• _QUESTIONS TO ANSWER_:
a) Rewrite the paragraph in the CT and MRI excerpt that begins "By using so-called 'quantitative fat water imaging'" as a short bulleted list that keeps its main facts.
b) Answer these questions from the CT and MRI excerpt, one per line:
(i) Below what level of liver fat is CT significantly less accurate?
(ii) The nuclei of which chemical element does MRI normally use?
(iii) What does proton density fat fraction (PDFF) measure?

• _PAGE EXCERPT_:
-.-.-

CT gives a three-dimensional high-resolution image volume of the complete or selected parts of the body, computed from a large number of X-ray projections of the body from different angles. The known differences in attenuations of X-rays between lean soft tissue and AT can then be used to separate these tissues, as well as to determine mixtures between them. As opposed to the previously described techniques, CT can accurately determine fat in skeletal muscle tissue16 and in the liver.44 It is, however, significantly less accurate for liver fat <5 per cent which limits its use to diagnose low-grade steatosis.44 Being a three-dimensional imaging technique, CT has the potential of giving direct volumetric measurements of organs and different AT depots. In practice, however, CT-based body composition analysis is in most cases limited to two-dimensional analysis of one or a limited number of axial slices of the body, leading to the utilization of the area measured as a proxy for the volume. There are two reasons for this limitation: first, it is important to keep the part of the body being scanned to a minimum in order to minimize the ionizing radiation dose.45 This is particularly important in the ethical considerations of research studies on healthy subjects. Second, manual segmentation of different compartments in the images is a very labor intensive task, which can be reduced by limiting the analysis to a few slices rather than a complete three-dimensional volume. This approach, however, limits its precision since the exact locations of slices, in relation to internal organs, cannot be determined a priory and will therefore vary between scans. Nevertheless, CT, together with MRI, is today considered the gold standard for body composition analysis, in particular regional.
MRI uses the different magnetic properties of the nuclei of certain chemical elements (normally hydrogen in water and fat) in the cells to produce images of soft tissue in the body. A number of MRI-based methods for quantification of AT (eg, see the review by Hu et al 46) and muscles47–52 have been developed and implemented in the past.
By using so-called ‘quantitative fat water imaging’, precise measurements of regional AT and LT, as well as diffuse fat infiltration in other organs, can be obtained. The basis for quantitative fat water imaging is fat water separated, or Dixon, imaging,53 where the different magnetic resonance frequencies of protons in fat and water are used for separating the two signals into a fat image and a water image. Due to a number of undeterminable factors affecting the MR signal, an MR image is not calibrated on an absolute scale and therefore not quantitative in itself. But by using different postprocessing techniques, the image can be calibrated to quantitatively measure fat or AT. Examples of such methods are proton density fat fraction (PDFF)54 measuring the fraction of fat in MR-visible soft tissue and fat-referenced MRI55–57 measuring the amount of AT in each voxel.

-.-.-

• _Dataset entries_:

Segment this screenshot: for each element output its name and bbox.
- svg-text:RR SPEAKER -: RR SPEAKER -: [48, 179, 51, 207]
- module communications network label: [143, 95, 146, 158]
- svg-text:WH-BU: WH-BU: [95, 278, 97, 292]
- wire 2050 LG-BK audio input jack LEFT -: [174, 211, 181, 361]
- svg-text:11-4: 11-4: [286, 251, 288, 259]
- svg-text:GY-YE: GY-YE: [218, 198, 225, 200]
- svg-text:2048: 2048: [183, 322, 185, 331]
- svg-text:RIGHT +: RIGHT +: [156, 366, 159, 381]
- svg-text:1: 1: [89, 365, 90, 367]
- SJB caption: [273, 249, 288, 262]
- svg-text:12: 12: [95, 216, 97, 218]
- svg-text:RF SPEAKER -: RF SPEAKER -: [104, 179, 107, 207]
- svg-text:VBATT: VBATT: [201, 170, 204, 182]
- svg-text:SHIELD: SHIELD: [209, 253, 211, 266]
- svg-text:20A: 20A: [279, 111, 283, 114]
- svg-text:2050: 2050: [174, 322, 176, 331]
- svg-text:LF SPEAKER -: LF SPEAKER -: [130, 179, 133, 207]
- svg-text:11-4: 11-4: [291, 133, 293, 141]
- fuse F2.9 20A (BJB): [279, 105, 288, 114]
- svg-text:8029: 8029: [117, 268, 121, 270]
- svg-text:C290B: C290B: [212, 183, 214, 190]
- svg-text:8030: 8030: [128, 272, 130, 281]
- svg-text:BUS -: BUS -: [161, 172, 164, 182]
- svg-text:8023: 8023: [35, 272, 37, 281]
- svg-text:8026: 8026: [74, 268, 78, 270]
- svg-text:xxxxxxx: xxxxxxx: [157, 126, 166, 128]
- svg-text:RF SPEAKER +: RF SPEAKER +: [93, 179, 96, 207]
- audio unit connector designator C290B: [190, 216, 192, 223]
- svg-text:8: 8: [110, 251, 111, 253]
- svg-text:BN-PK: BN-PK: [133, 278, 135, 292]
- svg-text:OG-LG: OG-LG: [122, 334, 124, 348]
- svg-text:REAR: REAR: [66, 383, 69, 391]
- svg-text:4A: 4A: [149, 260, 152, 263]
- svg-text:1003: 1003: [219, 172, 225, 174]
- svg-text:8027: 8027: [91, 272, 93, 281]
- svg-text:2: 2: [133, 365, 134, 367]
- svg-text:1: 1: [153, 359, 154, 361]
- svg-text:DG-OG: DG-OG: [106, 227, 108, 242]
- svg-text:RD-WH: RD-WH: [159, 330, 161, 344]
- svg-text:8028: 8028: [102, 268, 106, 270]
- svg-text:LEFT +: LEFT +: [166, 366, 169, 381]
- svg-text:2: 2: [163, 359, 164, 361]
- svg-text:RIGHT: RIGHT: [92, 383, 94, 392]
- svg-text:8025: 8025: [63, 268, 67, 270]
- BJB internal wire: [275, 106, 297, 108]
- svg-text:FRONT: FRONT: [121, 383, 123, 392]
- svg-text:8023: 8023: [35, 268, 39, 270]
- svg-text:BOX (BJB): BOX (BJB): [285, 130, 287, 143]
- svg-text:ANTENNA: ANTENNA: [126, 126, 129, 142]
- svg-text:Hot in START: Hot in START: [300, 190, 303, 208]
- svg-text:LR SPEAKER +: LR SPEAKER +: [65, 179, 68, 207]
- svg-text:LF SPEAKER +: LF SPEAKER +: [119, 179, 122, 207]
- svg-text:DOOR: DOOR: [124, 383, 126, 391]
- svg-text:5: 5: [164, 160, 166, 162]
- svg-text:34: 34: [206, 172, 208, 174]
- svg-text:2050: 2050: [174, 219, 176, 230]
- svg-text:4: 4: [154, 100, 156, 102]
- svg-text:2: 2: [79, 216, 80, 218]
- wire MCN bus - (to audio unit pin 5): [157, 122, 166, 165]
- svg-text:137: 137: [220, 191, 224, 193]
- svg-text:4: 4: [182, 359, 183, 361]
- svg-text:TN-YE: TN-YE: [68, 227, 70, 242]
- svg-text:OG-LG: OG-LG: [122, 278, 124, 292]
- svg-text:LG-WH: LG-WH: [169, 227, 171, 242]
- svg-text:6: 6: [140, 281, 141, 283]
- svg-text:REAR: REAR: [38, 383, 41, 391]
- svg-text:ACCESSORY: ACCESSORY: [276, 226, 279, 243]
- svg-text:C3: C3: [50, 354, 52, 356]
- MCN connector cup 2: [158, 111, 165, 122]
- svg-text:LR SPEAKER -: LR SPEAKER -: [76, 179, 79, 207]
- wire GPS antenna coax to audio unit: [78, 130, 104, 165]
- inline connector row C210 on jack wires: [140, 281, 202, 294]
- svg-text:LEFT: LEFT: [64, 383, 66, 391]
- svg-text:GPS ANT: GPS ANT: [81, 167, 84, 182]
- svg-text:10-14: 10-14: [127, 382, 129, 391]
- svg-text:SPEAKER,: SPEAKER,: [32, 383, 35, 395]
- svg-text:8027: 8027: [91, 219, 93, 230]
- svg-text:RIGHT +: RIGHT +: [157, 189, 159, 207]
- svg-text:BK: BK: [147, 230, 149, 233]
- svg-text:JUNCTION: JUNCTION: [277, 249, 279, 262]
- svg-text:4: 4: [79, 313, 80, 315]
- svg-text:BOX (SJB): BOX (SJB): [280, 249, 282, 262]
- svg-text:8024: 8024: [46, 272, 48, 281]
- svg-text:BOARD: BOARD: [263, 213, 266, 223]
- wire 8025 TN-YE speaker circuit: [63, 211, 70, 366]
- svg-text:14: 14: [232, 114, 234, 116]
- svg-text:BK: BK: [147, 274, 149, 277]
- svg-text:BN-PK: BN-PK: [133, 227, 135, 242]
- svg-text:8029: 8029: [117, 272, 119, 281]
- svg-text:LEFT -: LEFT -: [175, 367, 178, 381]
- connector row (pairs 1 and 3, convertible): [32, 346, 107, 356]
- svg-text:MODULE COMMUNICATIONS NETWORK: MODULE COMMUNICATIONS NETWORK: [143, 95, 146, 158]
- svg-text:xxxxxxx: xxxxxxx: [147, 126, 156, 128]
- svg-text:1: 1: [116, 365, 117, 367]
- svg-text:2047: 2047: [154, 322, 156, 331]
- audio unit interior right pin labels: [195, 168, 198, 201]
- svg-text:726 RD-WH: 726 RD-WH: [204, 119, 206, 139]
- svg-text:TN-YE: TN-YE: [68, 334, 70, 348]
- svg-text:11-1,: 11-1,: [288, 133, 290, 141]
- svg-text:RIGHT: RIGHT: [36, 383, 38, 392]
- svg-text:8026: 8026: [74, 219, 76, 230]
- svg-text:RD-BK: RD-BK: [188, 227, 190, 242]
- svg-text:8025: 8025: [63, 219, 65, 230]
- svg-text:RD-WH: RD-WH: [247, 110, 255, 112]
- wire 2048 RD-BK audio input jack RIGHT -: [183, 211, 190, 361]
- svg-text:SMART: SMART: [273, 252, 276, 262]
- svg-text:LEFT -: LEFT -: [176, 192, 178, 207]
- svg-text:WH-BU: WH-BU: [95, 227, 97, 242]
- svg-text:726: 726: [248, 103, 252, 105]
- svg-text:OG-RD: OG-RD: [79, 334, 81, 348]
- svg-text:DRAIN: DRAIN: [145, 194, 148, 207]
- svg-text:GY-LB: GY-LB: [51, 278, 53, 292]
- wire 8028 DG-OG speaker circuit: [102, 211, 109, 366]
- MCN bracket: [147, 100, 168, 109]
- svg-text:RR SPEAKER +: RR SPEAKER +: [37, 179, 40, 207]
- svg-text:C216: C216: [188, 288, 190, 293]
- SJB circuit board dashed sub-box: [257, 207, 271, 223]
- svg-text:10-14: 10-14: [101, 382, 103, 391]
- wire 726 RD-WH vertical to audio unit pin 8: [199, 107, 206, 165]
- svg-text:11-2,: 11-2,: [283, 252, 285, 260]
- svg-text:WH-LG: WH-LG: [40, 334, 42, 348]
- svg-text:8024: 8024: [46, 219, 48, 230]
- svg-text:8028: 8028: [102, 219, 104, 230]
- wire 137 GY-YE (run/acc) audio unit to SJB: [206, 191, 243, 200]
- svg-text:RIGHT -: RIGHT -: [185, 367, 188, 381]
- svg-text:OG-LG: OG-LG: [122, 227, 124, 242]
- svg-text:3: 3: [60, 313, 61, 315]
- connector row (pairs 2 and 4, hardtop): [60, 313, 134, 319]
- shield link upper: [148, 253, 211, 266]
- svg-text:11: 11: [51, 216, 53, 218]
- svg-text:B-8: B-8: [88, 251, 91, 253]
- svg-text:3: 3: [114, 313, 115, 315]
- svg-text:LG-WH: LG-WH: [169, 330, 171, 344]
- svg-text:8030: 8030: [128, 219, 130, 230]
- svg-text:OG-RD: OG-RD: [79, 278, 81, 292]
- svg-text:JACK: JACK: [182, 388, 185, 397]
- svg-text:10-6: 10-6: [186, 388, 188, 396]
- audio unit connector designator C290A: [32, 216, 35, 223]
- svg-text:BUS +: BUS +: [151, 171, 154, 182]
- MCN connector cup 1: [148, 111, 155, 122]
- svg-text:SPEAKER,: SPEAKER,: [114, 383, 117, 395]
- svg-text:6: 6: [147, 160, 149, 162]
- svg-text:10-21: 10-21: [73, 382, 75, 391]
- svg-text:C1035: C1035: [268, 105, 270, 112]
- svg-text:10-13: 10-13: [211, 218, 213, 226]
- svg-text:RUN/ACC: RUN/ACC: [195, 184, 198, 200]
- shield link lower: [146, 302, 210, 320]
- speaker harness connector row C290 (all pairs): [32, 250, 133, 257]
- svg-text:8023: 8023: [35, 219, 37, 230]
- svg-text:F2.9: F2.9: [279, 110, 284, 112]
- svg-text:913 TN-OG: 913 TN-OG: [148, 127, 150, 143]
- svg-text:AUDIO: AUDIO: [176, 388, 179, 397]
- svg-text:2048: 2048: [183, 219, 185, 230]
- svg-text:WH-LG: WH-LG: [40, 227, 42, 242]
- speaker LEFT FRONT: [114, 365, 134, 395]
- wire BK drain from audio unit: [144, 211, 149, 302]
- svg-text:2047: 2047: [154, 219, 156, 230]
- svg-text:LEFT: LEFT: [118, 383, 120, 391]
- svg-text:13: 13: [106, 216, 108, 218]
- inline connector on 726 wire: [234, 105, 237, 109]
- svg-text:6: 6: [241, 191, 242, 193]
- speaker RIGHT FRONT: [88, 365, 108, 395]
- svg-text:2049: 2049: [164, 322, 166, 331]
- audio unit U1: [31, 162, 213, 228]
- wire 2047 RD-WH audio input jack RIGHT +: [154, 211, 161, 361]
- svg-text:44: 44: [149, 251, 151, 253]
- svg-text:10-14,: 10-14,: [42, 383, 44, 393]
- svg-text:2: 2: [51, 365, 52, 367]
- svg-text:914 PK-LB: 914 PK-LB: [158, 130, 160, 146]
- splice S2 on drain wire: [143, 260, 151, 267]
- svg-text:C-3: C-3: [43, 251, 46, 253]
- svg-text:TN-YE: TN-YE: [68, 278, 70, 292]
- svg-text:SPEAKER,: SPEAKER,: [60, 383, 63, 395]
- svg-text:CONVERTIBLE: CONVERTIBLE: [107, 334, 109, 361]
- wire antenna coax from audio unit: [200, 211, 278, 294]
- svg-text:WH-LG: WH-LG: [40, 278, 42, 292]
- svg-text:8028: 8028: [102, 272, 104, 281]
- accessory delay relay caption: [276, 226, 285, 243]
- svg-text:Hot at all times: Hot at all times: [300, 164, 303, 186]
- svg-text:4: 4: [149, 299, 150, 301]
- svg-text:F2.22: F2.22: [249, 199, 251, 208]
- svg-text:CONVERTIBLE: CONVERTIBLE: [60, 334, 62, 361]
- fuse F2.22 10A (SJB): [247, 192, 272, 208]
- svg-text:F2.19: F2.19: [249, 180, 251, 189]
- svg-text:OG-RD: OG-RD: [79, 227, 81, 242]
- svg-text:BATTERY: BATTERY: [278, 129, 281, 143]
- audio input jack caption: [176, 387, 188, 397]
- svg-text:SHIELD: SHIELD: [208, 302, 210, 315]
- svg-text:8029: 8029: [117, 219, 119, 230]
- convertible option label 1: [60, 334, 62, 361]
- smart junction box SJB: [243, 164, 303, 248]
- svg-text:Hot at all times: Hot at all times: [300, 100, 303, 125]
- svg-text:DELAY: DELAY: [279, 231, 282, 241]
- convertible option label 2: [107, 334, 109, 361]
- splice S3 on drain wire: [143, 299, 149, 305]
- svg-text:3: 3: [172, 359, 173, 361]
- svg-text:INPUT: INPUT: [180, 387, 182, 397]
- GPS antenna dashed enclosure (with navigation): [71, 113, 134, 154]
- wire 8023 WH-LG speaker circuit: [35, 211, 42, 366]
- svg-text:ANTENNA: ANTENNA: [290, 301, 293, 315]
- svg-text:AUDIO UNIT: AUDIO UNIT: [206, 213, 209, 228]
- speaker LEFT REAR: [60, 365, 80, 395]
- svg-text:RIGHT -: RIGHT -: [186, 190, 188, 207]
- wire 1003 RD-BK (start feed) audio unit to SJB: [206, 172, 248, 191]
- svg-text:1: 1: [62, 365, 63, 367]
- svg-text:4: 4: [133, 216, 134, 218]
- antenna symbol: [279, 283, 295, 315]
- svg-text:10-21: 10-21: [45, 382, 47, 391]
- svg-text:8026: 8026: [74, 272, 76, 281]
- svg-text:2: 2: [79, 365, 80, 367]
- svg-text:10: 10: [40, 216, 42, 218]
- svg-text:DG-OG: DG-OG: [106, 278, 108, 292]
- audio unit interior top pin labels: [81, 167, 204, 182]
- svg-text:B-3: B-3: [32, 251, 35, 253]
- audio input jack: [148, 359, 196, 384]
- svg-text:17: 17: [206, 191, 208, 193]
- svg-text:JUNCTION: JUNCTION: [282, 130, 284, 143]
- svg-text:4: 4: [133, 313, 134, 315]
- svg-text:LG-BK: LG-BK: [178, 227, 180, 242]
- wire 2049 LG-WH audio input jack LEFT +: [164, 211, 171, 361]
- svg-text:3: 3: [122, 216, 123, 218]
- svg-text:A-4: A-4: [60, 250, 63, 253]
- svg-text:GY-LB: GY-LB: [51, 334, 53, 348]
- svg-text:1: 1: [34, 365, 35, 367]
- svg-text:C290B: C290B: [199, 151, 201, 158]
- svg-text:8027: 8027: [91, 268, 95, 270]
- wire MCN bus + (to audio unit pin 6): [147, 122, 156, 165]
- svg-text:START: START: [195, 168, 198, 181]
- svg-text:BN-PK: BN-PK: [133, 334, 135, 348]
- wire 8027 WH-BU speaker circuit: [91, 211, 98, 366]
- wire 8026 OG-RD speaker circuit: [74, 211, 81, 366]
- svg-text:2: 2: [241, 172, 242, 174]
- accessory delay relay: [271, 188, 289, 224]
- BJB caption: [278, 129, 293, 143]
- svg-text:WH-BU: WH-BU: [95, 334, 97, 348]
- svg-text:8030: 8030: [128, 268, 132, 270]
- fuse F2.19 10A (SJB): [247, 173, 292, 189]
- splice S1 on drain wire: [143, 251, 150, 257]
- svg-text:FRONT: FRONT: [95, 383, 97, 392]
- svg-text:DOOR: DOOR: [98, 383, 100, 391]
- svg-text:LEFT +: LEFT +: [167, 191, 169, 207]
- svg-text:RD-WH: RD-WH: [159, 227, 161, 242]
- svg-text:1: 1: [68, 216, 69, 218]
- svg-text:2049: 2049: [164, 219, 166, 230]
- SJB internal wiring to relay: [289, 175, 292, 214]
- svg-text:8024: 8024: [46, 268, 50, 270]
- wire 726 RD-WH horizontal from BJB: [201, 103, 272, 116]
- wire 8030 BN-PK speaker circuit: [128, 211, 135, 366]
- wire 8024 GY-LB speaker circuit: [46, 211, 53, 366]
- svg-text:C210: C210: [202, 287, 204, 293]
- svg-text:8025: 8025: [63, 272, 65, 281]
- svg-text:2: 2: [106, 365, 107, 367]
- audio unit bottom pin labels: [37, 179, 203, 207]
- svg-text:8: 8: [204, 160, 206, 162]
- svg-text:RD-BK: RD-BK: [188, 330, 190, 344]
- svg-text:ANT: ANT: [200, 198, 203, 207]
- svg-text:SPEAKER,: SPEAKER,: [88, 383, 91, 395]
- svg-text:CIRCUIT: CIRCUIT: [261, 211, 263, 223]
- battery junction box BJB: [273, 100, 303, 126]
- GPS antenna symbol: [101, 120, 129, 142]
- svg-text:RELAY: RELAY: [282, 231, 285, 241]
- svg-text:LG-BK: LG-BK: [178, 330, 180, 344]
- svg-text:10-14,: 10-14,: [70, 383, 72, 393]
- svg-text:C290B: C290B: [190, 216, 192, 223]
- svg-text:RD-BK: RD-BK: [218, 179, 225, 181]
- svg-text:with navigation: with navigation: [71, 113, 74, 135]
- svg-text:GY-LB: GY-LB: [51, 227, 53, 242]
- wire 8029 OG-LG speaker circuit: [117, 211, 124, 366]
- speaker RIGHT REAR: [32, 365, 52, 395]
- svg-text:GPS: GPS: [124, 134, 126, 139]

-.-.-

• _ANSWERS FOR THE TASKS_:
a)
- Quantitative fat water imaging gives precise measurements of regional AT and LT. It also measures diffuse fat infiltration in other organs.
- It is based on fat water separated, or Dixon, imaging. This uses the different magnetic resonance frequencies of protons in fat and water to split the signal into a fat image and a water image.
- Undeterminable factors affect the MR signal, so an MR image is not calibrated on an absolute scale and is not quantitative by itself.
- Postprocessing can calibrate the image to measure fat or AT. One example is proton density fat fraction (PDFF), which measures the fraction of fat in MR-visible soft tissue. Another is fat-referenced MRI, which measures the amount of AT in each voxel.

b)
(i) Below 5 per cent.
(ii) Hydrogen, in water and fat.
(iii) The fraction of fat in MR-visible soft tissue.